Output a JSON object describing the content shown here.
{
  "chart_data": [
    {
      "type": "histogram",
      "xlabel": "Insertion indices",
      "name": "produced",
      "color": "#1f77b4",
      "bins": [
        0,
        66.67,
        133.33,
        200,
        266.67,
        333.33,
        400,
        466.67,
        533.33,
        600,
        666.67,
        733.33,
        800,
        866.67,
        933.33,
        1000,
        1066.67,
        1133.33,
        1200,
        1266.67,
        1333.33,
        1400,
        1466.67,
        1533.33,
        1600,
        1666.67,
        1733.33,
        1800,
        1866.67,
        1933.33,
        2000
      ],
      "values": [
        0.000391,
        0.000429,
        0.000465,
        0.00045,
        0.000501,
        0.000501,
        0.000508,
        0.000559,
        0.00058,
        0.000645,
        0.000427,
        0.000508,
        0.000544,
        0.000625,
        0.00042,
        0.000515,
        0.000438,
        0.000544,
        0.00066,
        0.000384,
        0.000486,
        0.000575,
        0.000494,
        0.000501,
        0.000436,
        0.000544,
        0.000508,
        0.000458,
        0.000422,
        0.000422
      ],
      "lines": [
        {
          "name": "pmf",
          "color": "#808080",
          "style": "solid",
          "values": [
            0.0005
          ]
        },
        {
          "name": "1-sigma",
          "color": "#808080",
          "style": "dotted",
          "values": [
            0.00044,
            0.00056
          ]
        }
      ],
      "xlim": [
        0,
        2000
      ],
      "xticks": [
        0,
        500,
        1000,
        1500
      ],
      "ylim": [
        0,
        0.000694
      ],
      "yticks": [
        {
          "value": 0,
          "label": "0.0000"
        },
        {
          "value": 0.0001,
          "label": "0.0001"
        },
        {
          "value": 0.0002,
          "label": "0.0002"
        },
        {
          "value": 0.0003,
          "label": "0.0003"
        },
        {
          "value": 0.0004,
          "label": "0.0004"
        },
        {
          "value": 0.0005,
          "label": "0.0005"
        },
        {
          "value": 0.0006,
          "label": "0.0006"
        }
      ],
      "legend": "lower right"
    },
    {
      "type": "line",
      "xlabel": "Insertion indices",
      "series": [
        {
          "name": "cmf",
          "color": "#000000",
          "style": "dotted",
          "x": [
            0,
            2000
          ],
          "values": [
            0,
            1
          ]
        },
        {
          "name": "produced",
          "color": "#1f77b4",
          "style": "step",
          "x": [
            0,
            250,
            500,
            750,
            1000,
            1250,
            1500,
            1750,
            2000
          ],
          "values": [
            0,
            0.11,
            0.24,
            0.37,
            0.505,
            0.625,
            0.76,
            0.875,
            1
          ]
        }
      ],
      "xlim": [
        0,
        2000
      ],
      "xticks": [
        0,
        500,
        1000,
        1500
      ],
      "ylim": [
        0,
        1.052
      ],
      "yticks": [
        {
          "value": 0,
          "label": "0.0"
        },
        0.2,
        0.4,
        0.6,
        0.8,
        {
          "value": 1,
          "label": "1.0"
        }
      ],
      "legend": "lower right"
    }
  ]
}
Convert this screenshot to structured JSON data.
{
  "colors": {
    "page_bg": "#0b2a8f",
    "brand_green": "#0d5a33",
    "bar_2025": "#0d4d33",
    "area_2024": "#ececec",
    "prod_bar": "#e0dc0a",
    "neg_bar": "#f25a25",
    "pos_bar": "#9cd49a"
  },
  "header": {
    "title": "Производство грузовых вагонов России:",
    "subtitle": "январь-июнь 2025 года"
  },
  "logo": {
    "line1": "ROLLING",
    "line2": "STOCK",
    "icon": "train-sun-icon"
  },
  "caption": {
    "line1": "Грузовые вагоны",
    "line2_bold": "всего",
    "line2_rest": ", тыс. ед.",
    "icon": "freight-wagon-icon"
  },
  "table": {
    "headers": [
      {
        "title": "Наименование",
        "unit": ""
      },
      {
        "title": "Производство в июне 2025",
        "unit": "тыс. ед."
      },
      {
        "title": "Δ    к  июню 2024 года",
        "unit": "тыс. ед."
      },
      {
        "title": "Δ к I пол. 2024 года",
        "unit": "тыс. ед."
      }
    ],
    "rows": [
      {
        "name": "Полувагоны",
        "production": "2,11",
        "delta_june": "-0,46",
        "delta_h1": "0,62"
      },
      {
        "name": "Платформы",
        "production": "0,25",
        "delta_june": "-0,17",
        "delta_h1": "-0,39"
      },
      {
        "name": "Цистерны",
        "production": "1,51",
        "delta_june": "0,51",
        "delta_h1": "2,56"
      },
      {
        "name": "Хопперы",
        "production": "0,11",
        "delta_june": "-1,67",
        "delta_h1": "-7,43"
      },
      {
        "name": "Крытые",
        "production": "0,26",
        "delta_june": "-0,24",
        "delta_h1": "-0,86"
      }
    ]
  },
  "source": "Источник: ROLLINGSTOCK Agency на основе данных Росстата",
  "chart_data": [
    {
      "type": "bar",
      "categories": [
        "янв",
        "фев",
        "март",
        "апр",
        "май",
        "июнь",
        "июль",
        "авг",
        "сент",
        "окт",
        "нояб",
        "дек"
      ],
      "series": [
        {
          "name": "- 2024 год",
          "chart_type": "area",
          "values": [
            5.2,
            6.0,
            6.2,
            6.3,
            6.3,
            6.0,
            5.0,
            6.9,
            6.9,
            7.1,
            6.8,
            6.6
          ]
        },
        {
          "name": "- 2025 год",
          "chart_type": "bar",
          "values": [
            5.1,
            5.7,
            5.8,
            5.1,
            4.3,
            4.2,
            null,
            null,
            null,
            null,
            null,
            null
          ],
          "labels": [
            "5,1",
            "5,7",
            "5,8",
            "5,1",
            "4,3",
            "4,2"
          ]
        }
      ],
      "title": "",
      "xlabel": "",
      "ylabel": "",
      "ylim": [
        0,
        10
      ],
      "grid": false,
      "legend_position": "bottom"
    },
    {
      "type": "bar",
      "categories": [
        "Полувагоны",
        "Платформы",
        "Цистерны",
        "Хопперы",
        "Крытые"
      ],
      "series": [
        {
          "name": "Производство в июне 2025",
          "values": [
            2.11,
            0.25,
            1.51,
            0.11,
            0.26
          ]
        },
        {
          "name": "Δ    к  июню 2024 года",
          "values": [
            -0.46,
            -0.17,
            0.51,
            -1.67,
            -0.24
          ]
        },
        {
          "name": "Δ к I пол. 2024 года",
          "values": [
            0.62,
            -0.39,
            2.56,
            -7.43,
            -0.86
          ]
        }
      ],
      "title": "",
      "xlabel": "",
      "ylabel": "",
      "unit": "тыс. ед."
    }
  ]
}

→ REQUIREMENT
Take every line from the data above that holds "года" and copy it out.

→ PROBLEM SOLUTION
    "subtitle": "январь-июнь 2025 года"
        "title": "Δ    к  июню 2024 года",
        "title": "Δ к I пол. 2024 года",
          "name": "Δ    к  июню 2024 года",
          "name": "Δ к I пол. 2024 года",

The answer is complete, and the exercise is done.